**Instructions to follow:** Please copy exactly the lines that begin with the one containing "Convert this document image to plain text." and end with the last line of the entries.

* Start *

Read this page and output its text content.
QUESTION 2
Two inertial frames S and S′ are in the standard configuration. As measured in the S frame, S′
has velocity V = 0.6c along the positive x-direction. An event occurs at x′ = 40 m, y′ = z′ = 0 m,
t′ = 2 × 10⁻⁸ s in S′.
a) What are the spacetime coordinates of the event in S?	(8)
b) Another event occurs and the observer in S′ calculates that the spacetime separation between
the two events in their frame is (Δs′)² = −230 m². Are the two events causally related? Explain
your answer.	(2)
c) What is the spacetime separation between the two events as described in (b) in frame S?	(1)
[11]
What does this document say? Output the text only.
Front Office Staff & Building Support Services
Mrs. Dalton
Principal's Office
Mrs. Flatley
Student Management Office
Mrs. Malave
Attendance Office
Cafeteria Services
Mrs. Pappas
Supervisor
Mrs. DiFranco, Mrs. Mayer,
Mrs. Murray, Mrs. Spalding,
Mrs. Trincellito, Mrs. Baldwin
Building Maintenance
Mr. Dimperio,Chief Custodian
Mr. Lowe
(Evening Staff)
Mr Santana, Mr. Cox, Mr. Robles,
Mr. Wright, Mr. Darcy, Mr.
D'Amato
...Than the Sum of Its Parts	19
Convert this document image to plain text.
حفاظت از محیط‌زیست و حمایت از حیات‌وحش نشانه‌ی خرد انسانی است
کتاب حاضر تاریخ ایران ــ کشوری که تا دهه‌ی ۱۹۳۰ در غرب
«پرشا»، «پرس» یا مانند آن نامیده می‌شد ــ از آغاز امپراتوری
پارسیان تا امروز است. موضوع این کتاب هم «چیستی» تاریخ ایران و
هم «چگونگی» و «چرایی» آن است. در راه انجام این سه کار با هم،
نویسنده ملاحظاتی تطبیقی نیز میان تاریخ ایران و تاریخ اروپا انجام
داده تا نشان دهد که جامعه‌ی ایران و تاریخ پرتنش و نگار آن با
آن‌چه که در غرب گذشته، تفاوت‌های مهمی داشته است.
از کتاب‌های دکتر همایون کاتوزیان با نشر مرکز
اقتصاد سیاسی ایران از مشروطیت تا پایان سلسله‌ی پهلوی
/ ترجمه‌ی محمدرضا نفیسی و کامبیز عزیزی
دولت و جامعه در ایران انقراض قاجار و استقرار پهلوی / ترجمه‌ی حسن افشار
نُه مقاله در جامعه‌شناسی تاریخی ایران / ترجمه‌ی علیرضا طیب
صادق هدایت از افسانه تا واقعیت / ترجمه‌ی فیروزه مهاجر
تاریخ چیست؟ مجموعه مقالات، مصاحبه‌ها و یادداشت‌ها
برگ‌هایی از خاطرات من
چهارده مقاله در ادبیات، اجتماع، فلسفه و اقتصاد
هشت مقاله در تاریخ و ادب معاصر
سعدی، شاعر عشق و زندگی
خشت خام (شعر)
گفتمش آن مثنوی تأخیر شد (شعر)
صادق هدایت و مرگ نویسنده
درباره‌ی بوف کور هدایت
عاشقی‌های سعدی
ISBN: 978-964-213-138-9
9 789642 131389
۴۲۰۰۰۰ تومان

* End *

**Output of the task:**
Convert this document image to plain text.
حفاظت از محیط‌زیست و حمایت از حیات‌وحش نشانه‌ی خرد انسانی است
کتاب حاضر تاریخ ایران ــ کشوری که تا دهه‌ی ۱۹۳۰ در غرب
«پرشا»، «پرس» یا مانند آن نامیده می‌شد ــ از آغاز امپراتوری
پارسیان تا امروز است. موضوع این کتاب هم «چیستی» تاریخ ایران و
هم «چگونگی» و «چرایی» آن است. در راه انجام این سه کار با هم،
نویسنده ملاحظاتی تطبیقی نیز میان تاریخ ایران و تاریخ اروپا انجام
داده تا نشان دهد که جامعه‌ی ایران و تاریخ پرتنش و نگار آن با
آن‌چه که در غرب گذشته، تفاوت‌های مهمی داشته است.
از کتاب‌های دکتر همایون کاتوزیان با نشر مرکز
اقتصاد سیاسی ایران از مشروطیت تا پایان سلسله‌ی پهلوی
/ ترجمه‌ی محمدرضا نفیسی و کامبیز عزیزی
دولت و جامعه در ایران انقراض قاجار و استقرار پهلوی / ترجمه‌ی حسن افشار
نُه مقاله در جامعه‌شناسی تاریخی ایران / ترجمه‌ی علیرضا طیب
صادق هدایت از افسانه تا واقعیت / ترجمه‌ی فیروزه مهاجر
تاریخ چیست؟ مجموعه مقالات، مصاحبه‌ها و یادداشت‌ها
برگ‌هایی از خاطرات من
چهارده مقاله در ادبیات، اجتماع، فلسفه و اقتصاد
هشت مقاله در تاریخ و ادب معاصر
سعدی، شاعر عشق و زندگی
خشت خام (شعر)
گفتمش آن مثنوی تأخیر شد (شعر)
صادق هدایت و مرگ نویسنده
درباره‌ی بوف کور هدایت
عاشقی‌های سعدی
ISBN: 978-964-213-138-9
9 789642 131389
۴۲۰۰۰۰ تومان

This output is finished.